Dataset listings of figures
• • • • •

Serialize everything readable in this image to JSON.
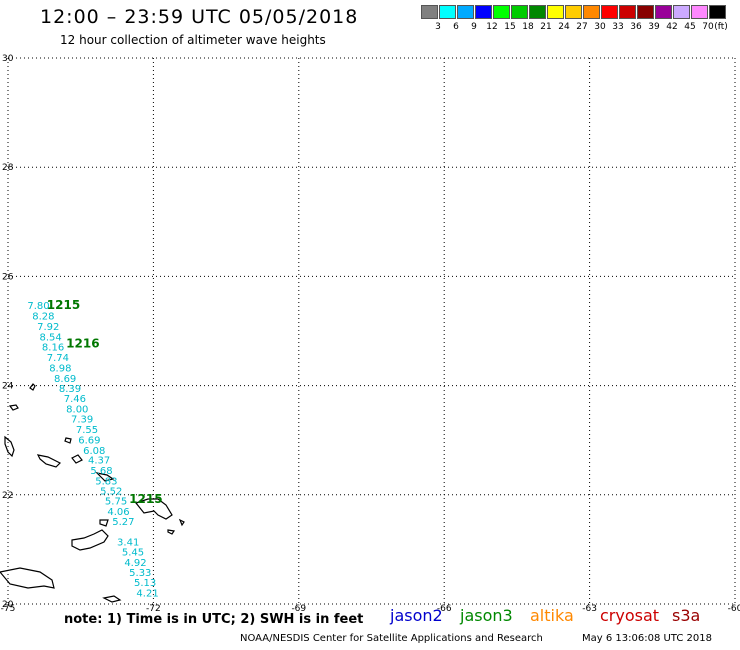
{
  "header": {
    "title": "12:00 – 23:59 UTC 05/05/2018",
    "subtitle": "12 hour collection of altimeter wave heights"
  },
  "legend": {
    "unit": "(ft)",
    "items": [
      {
        "label": "3",
        "color": "#808080"
      },
      {
        "label": "6",
        "color": "#00ffff"
      },
      {
        "label": "9",
        "color": "#00aaff"
      },
      {
        "label": "12",
        "color": "#0000ff"
      },
      {
        "label": "15",
        "color": "#00ff00"
      },
      {
        "label": "18",
        "color": "#00cc00"
      },
      {
        "label": "21",
        "color": "#008800"
      },
      {
        "label": "24",
        "color": "#ffff00"
      },
      {
        "label": "27",
        "color": "#ffcc00"
      },
      {
        "label": "30",
        "color": "#ff8800"
      },
      {
        "label": "33",
        "color": "#ff0000"
      },
      {
        "label": "36",
        "color": "#cc0000"
      },
      {
        "label": "39",
        "color": "#880000"
      },
      {
        "label": "42",
        "color": "#990099"
      },
      {
        "label": "45",
        "color": "#ccaaff"
      },
      {
        "label": "70",
        "color": "#ff88ff"
      },
      {
        "label": "",
        "color": "#000000"
      }
    ]
  },
  "map": {
    "lon_range": [
      -75,
      -60
    ],
    "lat_range": [
      20,
      30
    ],
    "lon_ticks": [
      "-75",
      "-72",
      "-69",
      "-66",
      "-63",
      "-60"
    ],
    "lat_ticks": [
      "30",
      "28",
      "26",
      "24",
      "22",
      "20"
    ],
    "point_color": "#00bbcc",
    "pass_color": "#007700",
    "pass_labels": [
      {
        "text": "1215",
        "lon": -74.2,
        "lat": 25.4
      },
      {
        "text": "1216",
        "lon": -73.8,
        "lat": 24.7
      },
      {
        "text": "1215",
        "lon": -72.5,
        "lat": 21.85
      }
    ],
    "swh_points": [
      {
        "v": "7.80",
        "lon": -74.6,
        "lat": 25.4
      },
      {
        "v": "8.28",
        "lon": -74.5,
        "lat": 25.21
      },
      {
        "v": "7.92",
        "lon": -74.4,
        "lat": 25.02
      },
      {
        "v": "8.54",
        "lon": -74.35,
        "lat": 24.83
      },
      {
        "v": "8.16",
        "lon": -74.3,
        "lat": 24.64
      },
      {
        "v": "7.74",
        "lon": -74.2,
        "lat": 24.45
      },
      {
        "v": "8.98",
        "lon": -74.15,
        "lat": 24.26
      },
      {
        "v": "8.69",
        "lon": -74.05,
        "lat": 24.07
      },
      {
        "v": "8.39",
        "lon": -73.95,
        "lat": 23.88
      },
      {
        "v": "7.46",
        "lon": -73.85,
        "lat": 23.7
      },
      {
        "v": "8.00",
        "lon": -73.8,
        "lat": 23.51
      },
      {
        "v": "7.39",
        "lon": -73.7,
        "lat": 23.32
      },
      {
        "v": "7.55",
        "lon": -73.6,
        "lat": 23.13
      },
      {
        "v": "6.69",
        "lon": -73.55,
        "lat": 22.94
      },
      {
        "v": "6.08",
        "lon": -73.45,
        "lat": 22.75
      },
      {
        "v": "4.37",
        "lon": -73.35,
        "lat": 22.57
      },
      {
        "v": "5.68",
        "lon": -73.3,
        "lat": 22.38
      },
      {
        "v": "5.83",
        "lon": -73.2,
        "lat": 22.19
      },
      {
        "v": "5.52",
        "lon": -73.1,
        "lat": 22.01
      },
      {
        "v": "5.75",
        "lon": -73.0,
        "lat": 21.82
      },
      {
        "v": "4.06",
        "lon": -72.95,
        "lat": 21.63
      },
      {
        "v": "5.27",
        "lon": -72.85,
        "lat": 21.45
      },
      {
        "v": "3.41",
        "lon": -72.75,
        "lat": 21.07
      },
      {
        "v": "5.45",
        "lon": -72.65,
        "lat": 20.89
      },
      {
        "v": "4.92",
        "lon": -72.6,
        "lat": 20.7
      },
      {
        "v": "5.33",
        "lon": -72.5,
        "lat": 20.51
      },
      {
        "v": "5.13",
        "lon": -72.4,
        "lat": 20.33
      },
      {
        "v": "4.21",
        "lon": -72.35,
        "lat": 20.14
      }
    ]
  },
  "satellites": [
    {
      "name": "jason2",
      "color": "#0000cc"
    },
    {
      "name": "jason3",
      "color": "#008800"
    },
    {
      "name": "altika",
      "color": "#ff8800"
    },
    {
      "name": "cryosat",
      "color": "#cc0000"
    },
    {
      "name": "s3a",
      "color": "#990000"
    }
  ],
  "footer": {
    "note": "note: 1) Time is in UTC; 2) SWH is in feet",
    "credit": "NOAA/NESDIS Center for Satellite Applications and Research",
    "timestamp": "May  6 13:06:08 UTC 2018"
  }
}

• • • • •

■ **Exercise instructions**
Repeat the records above exactly, leaving out the pictures.

■ **Right answer**
Serialize everything readable in this image to JSON.
{
  "header": {
    "title": "12:00 – 23:59 UTC 05/05/2018",
    "subtitle": "12 hour collection of altimeter wave heights"
  },
  "legend": {
    "unit": "(ft)",
    "items": [
      {
        "label": "3",
        "color": "#808080"
      },
      {
        "label": "6",
        "color": "#00ffff"
      },
      {
        "label": "9",
        "color": "#00aaff"
      },
      {
        "label": "12",
        "color": "#0000ff"
      },
      {
        "label": "15",
        "color": "#00ff00"
      },
      {
        "label": "18",
        "color": "#00cc00"
      },
      {
        "label": "21",
        "color": "#008800"
      },
      {
        "label": "24",
        "color": "#ffff00"
      },
      {
        "label": "27",
        "color": "#ffcc00"
      },
      {
        "label": "30",
        "color": "#ff8800"
      },
      {
        "label": "33",
        "color": "#ff0000"
      },
      {
        "label": "36",
        "color": "#cc0000"
      },
      {
        "label": "39",
        "color": "#880000"
      },
      {
        "label": "42",
        "color": "#990099"
      },
      {
        "label": "45",
        "color": "#ccaaff"
      },
      {
        "label": "70",
        "color": "#ff88ff"
      },
      {
        "label": "",
        "color": "#000000"
      }
    ]
  },
  "map": {
    "lon_range": [
      -75,
      -60
    ],
    "lat_range": [
      20,
      30
    ],
    "lon_ticks": [
      "-75",
      "-72",
      "-69",
      "-66",
      "-63",
      "-60"
    ],
    "lat_ticks": [
      "30",
      "28",
      "26",
      "24",
      "22",
      "20"
    ],
    "point_color": "#00bbcc",
    "pass_color": "#007700",
    "pass_labels": [
      {
        "text": "1215",
        "lon": -74.2,
        "lat": 25.4
      },
      {
        "text": "1216",
        "lon": -73.8,
        "lat": 24.7
      },
      {
        "text": "1215",
        "lon": -72.5,
        "lat": 21.85
      }
    ],
    "swh_points": [
      {
        "v": "7.80",
        "lon": -74.6,
        "lat": 25.4
      },
      {
        "v": "8.28",
        "lon": -74.5,
        "lat": 25.21
      },
      {
        "v": "7.92",
        "lon": -74.4,
        "lat": 25.02
      },
      {
        "v": "8.54",
        "lon": -74.35,
        "lat": 24.83
      },
      {
        "v": "8.16",
        "lon": -74.3,
        "lat": 24.64
      },
      {
        "v": "7.74",
        "lon": -74.2,
        "lat": 24.45
      },
      {
        "v": "8.98",
        "lon": -74.15,
        "lat": 24.26
      },
      {
        "v": "8.69",
        "lon": -74.05,
        "lat": 24.07
      },
      {
        "v": "8.39",
        "lon": -73.95,
        "lat": 23.88
      },
      {
        "v": "7.46",
        "lon": -73.85,
        "lat": 23.7
      },
      {
        "v": "8.00",
        "lon": -73.8,
        "lat": 23.51
      },
      {
        "v": "7.39",
        "lon": -73.7,
        "lat": 23.32
      },
      {
        "v": "7.55",
        "lon": -73.6,
        "lat": 23.13
      },
      {
        "v": "6.69",
        "lon": -73.55,
        "lat": 22.94
      },
      {
        "v": "6.08",
        "lon": -73.45,
        "lat": 22.75
      },
      {
        "v": "4.37",
        "lon": -73.35,
        "lat": 22.57
      },
      {
        "v": "5.68",
        "lon": -73.3,
        "lat": 22.38
      },
      {
        "v": "5.83",
        "lon": -73.2,
        "lat": 22.19
      },
      {
        "v": "5.52",
        "lon": -73.1,
        "lat": 22.01
      },
      {
        "v": "5.75",
        "lon": -73.0,
        "lat": 21.82
      },
      {
        "v": "4.06",
        "lon": -72.95,
        "lat": 21.63
      },
      {
        "v": "5.27",
        "lon": -72.85,
        "lat": 21.45
      },
      {
        "v": "3.41",
        "lon": -72.75,
        "lat": 21.07
      },
      {
        "v": "5.45",
        "lon": -72.65,
        "lat": 20.89
      },
      {
        "v": "4.92",
        "lon": -72.6,
        "lat": 20.7
      },
      {
        "v": "5.33",
        "lon": -72.5,
        "lat": 20.51
      },
      {
        "v": "5.13",
        "lon": -72.4,
        "lat": 20.33
      },
      {
        "v": "4.21",
        "lon": -72.35,
        "lat": 20.14
      }
    ]
  },
  "satellites": [
    {
      "name": "jason2",
      "color": "#0000cc"
    },
    {
      "name": "jason3",
      "color": "#008800"
    },
    {
      "name": "altika",
      "color": "#ff8800"
    },
    {
      "name": "cryosat",
      "color": "#cc0000"
    },
    {
      "name": "s3a",
      "color": "#990000"
    }
  ],
  "footer": {
    "note": "note: 1) Time is in UTC; 2) SWH is in feet",
    "credit": "NOAA/NESDIS Center for Satellite Applications and Research",
    "timestamp": "May  6 13:06:08 UTC 2018"
  }
}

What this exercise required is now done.